Spatial layout entries:
****************************************

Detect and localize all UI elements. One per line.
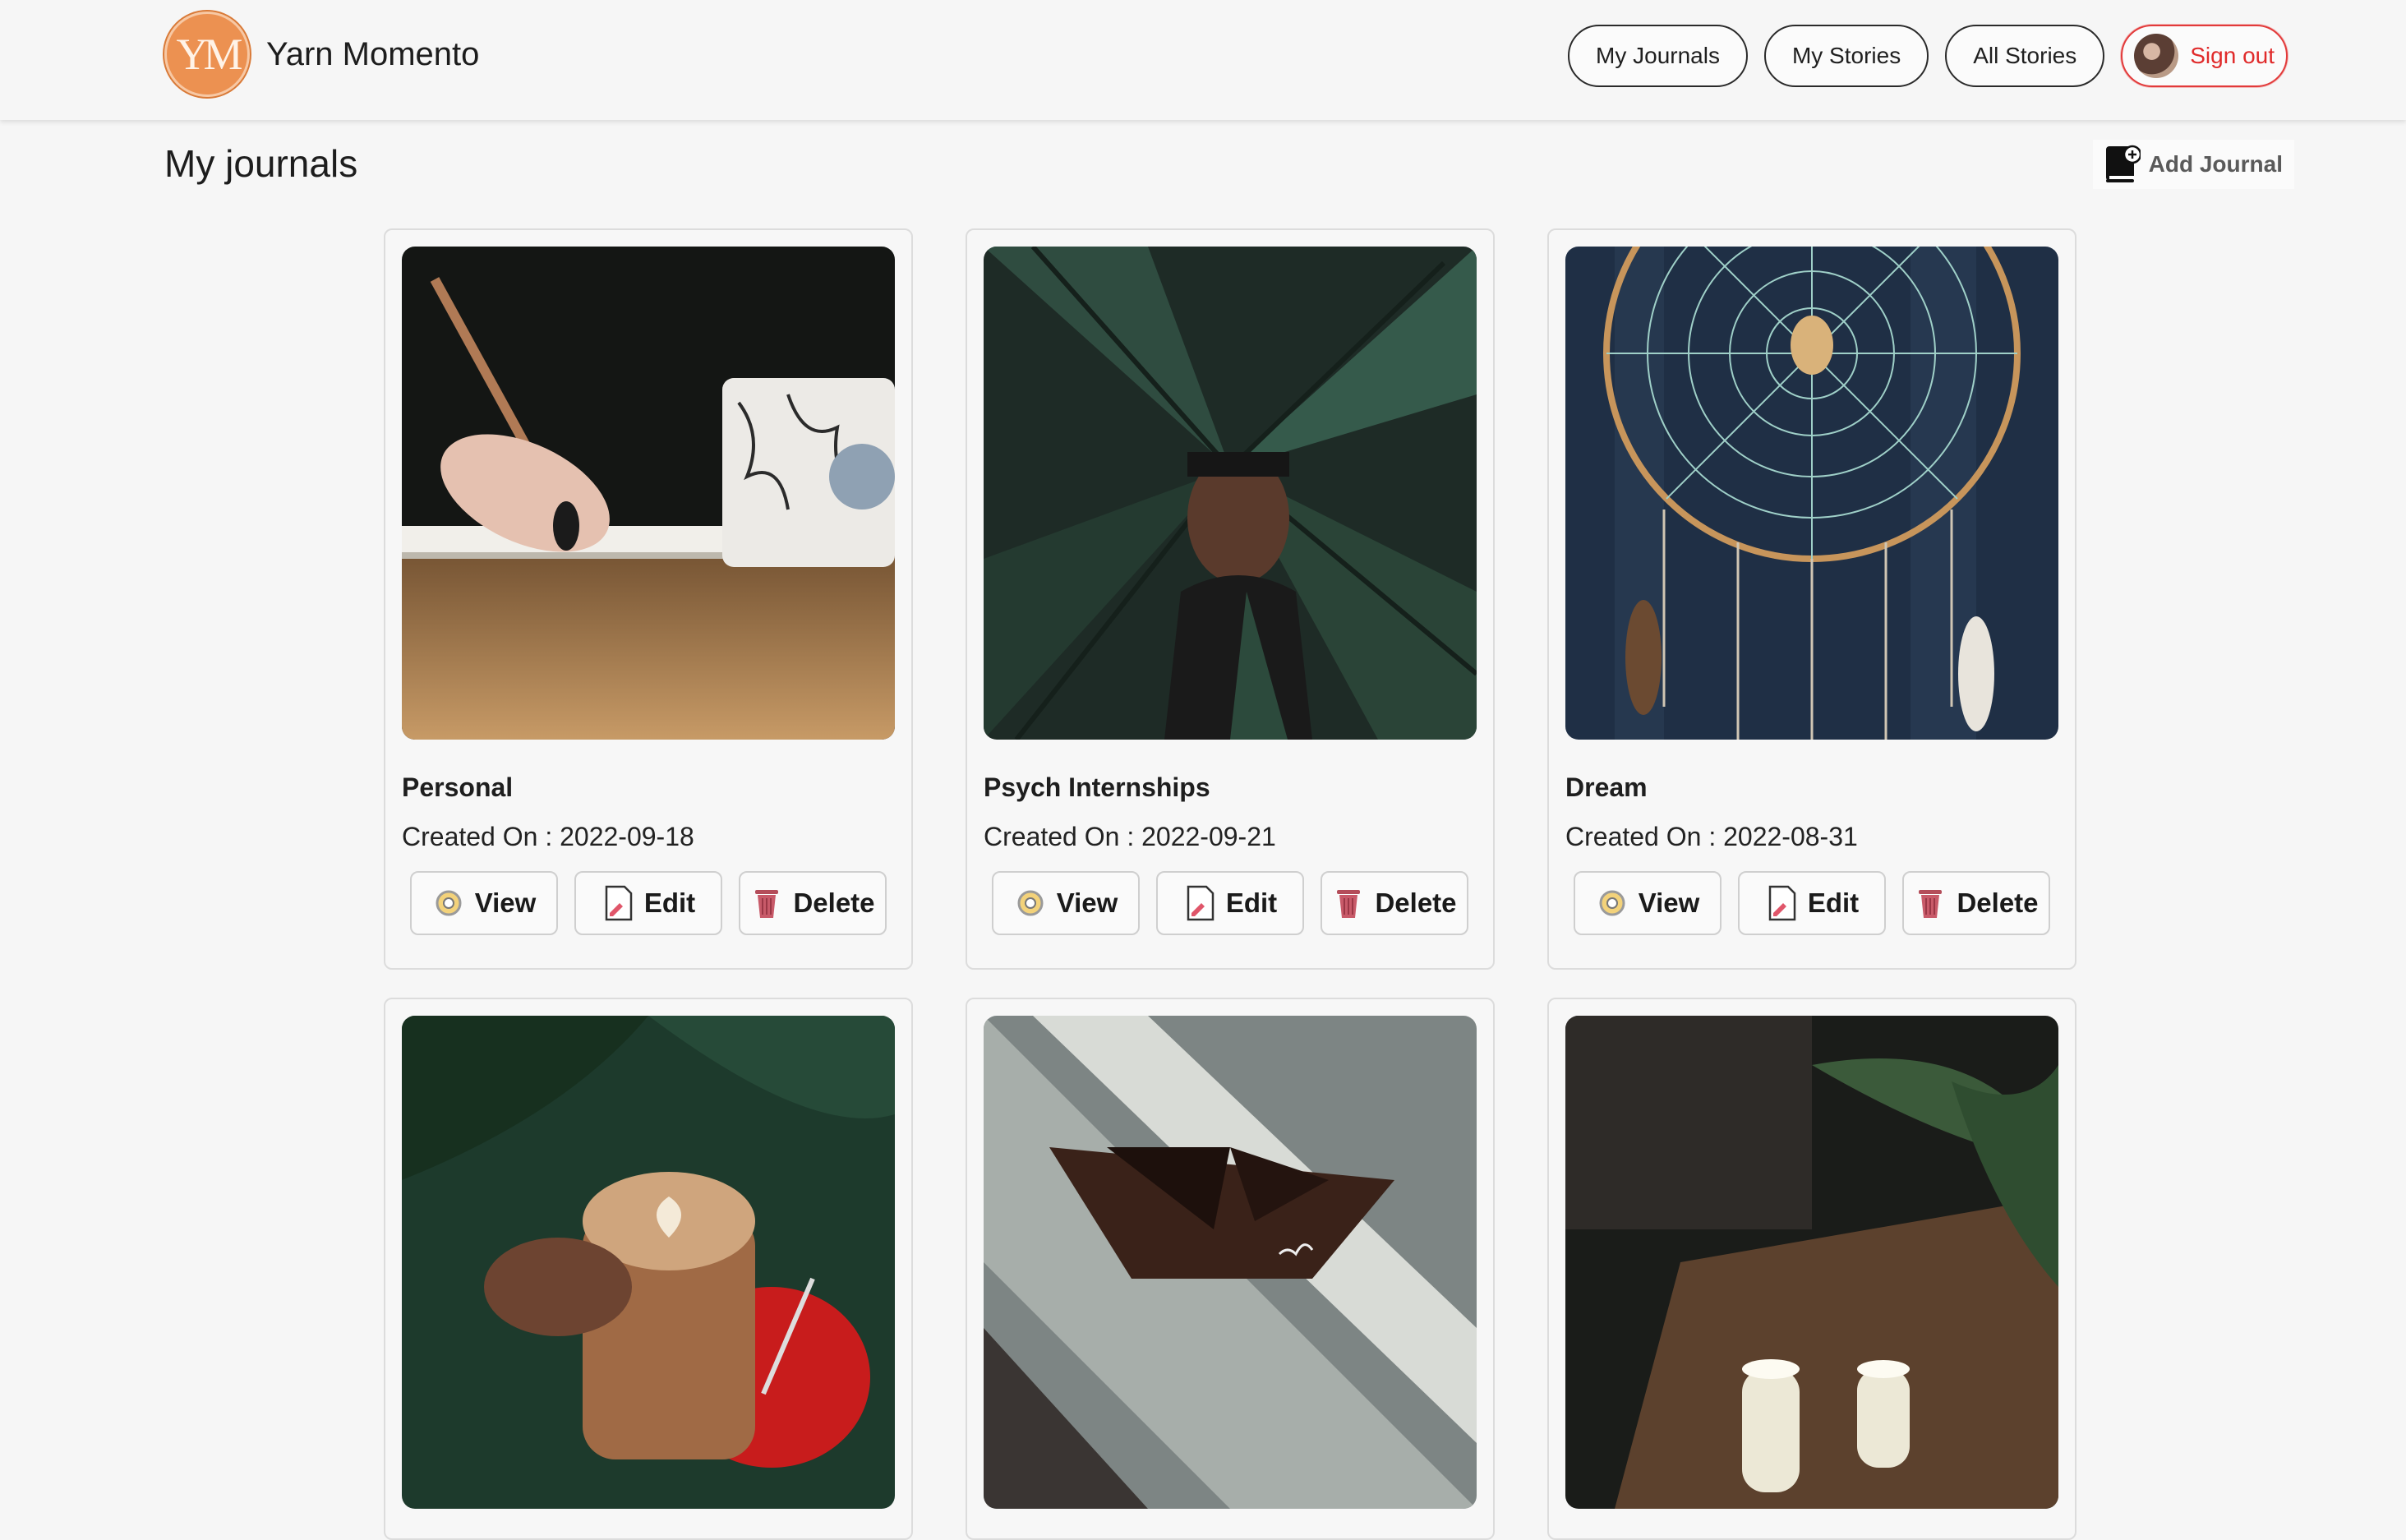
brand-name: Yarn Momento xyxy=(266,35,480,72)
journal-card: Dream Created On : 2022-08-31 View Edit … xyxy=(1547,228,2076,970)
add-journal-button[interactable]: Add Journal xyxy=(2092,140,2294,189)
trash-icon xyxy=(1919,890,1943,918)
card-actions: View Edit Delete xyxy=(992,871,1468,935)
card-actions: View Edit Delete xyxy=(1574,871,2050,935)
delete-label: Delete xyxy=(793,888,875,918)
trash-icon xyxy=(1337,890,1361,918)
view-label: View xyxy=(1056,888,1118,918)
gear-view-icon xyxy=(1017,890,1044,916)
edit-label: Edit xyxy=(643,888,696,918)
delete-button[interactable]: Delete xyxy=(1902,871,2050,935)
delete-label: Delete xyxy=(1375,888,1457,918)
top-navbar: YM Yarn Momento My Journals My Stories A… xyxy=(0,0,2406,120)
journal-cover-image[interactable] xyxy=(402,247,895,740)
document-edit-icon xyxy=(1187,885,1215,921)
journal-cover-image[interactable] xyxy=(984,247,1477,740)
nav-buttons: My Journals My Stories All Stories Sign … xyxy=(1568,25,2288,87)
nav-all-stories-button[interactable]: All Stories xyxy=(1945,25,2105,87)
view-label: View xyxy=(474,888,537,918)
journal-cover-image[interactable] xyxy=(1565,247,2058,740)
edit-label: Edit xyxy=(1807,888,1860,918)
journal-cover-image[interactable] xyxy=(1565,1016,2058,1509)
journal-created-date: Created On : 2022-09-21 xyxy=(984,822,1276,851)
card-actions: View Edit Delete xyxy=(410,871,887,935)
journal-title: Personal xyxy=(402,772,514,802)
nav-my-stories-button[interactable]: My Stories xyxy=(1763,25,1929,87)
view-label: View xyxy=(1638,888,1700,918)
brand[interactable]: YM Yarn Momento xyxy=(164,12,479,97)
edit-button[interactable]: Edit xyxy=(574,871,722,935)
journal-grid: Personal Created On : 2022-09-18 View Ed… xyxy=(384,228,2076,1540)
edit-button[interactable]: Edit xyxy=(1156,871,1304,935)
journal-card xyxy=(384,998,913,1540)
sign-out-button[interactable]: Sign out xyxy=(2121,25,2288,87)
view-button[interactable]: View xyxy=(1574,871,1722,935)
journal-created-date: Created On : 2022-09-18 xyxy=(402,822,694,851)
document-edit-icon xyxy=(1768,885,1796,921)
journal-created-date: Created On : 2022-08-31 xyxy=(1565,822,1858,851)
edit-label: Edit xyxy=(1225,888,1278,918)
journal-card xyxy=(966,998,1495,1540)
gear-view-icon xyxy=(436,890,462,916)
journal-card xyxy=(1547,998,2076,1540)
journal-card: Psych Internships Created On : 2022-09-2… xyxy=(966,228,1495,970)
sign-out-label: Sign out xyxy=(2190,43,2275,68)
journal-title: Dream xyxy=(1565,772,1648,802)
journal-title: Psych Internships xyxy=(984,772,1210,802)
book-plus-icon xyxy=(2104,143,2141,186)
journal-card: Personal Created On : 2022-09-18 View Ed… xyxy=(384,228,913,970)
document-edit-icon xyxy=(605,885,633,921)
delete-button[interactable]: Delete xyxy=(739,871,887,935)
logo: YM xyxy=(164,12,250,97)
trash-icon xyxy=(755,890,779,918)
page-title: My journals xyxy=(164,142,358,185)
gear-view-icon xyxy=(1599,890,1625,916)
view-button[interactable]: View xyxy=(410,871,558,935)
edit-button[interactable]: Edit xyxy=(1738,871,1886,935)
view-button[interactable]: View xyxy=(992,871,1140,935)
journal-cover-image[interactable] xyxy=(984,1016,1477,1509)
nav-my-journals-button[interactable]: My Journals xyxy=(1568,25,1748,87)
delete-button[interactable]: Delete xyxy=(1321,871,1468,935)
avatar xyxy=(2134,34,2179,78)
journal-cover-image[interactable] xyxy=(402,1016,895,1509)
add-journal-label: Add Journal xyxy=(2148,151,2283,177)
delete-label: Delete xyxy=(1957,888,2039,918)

****************************************

Exercise task: Write out the material above with "bin-icon" substituted for each occurrence of "trash-icon", leaving everything else unchanged. Omit the picture.

Answer in full:
Detect and localize all UI elements. One per line.
brand-name: Yarn Momento xyxy=(266,35,480,72)
journal-card: Dream Created On : 2022-08-31 View Edit … xyxy=(1547,228,2076,970)
add-journal-button[interactable]: Add Journal xyxy=(2092,140,2294,189)
bin-icon xyxy=(1919,890,1943,918)
card-actions: View Edit Delete xyxy=(992,871,1468,935)
card-actions: View Edit Delete xyxy=(1574,871,2050,935)
delete-label: Delete xyxy=(793,888,875,918)
bin-icon xyxy=(1337,890,1361,918)
view-label: View xyxy=(1056,888,1118,918)
gear-view-icon xyxy=(1017,890,1044,916)
edit-label: Edit xyxy=(643,888,696,918)
delete-button[interactable]: Delete xyxy=(1902,871,2050,935)
delete-label: Delete xyxy=(1375,888,1457,918)
top-navbar: YM Yarn Momento My Journals My Stories A… xyxy=(0,0,2406,120)
journal-cover-image[interactable] xyxy=(402,247,895,740)
document-edit-icon xyxy=(1187,885,1215,921)
journal-cover-image[interactable] xyxy=(984,247,1477,740)
nav-buttons: My Journals My Stories All Stories Sign … xyxy=(1568,25,2288,87)
nav-all-stories-button[interactable]: All Stories xyxy=(1945,25,2105,87)
view-label: View xyxy=(474,888,537,918)
journal-cover-image[interactable] xyxy=(1565,247,2058,740)
edit-label: Edit xyxy=(1807,888,1860,918)
journal-cover-image[interactable] xyxy=(1565,1016,2058,1509)
journal-created-date: Created On : 2022-09-21 xyxy=(984,822,1276,851)
card-actions: View Edit Delete xyxy=(410,871,887,935)
journal-title: Personal xyxy=(402,772,514,802)
nav-my-stories-button[interactable]: My Stories xyxy=(1763,25,1929,87)
view-label: View xyxy=(1638,888,1700,918)
brand[interactable]: YM Yarn Momento xyxy=(164,12,479,97)
edit-button[interactable]: Edit xyxy=(574,871,722,935)
journal-grid: Personal Created On : 2022-09-18 View Ed… xyxy=(384,228,2076,1540)
edit-button[interactable]: Edit xyxy=(1156,871,1304,935)
journal-card xyxy=(384,998,913,1540)
sign-out-button[interactable]: Sign out xyxy=(2121,25,2288,87)
view-button[interactable]: View xyxy=(1574,871,1722,935)
journal-created-date: Created On : 2022-09-18 xyxy=(402,822,694,851)
document-edit-icon xyxy=(1768,885,1796,921)
journal-created-date: Created On : 2022-08-31 xyxy=(1565,822,1858,851)
edit-label: Edit xyxy=(1225,888,1278,918)
journal-card xyxy=(966,998,1495,1540)
gear-view-icon xyxy=(436,890,462,916)
journal-card xyxy=(1547,998,2076,1540)
journal-card: Psych Internships Created On : 2022-09-2… xyxy=(966,228,1495,970)
sign-out-label: Sign out xyxy=(2190,43,2275,68)
journal-title: Dream xyxy=(1565,772,1648,802)
journal-title: Psych Internships xyxy=(984,772,1210,802)
book-plus-icon xyxy=(2104,143,2141,186)
journal-card: Personal Created On : 2022-09-18 View Ed… xyxy=(384,228,913,970)
document-edit-icon xyxy=(605,885,633,921)
delete-button[interactable]: Delete xyxy=(739,871,887,935)
logo: YM xyxy=(164,12,250,97)
bin-icon xyxy=(755,890,779,918)
page-title: My journals xyxy=(164,142,358,185)
gear-view-icon xyxy=(1599,890,1625,916)
view-button[interactable]: View xyxy=(410,871,558,935)
edit-button[interactable]: Edit xyxy=(1738,871,1886,935)
view-button[interactable]: View xyxy=(992,871,1140,935)
journal-cover-image[interactable] xyxy=(984,1016,1477,1509)
nav-my-journals-button[interactable]: My Journals xyxy=(1568,25,1748,87)
delete-button[interactable]: Delete xyxy=(1321,871,1468,935)
avatar xyxy=(2134,34,2179,78)
journal-cover-image[interactable] xyxy=(402,1016,895,1509)
add-journal-label: Add Journal xyxy=(2148,151,2283,177)
delete-label: Delete xyxy=(1957,888,2039,918)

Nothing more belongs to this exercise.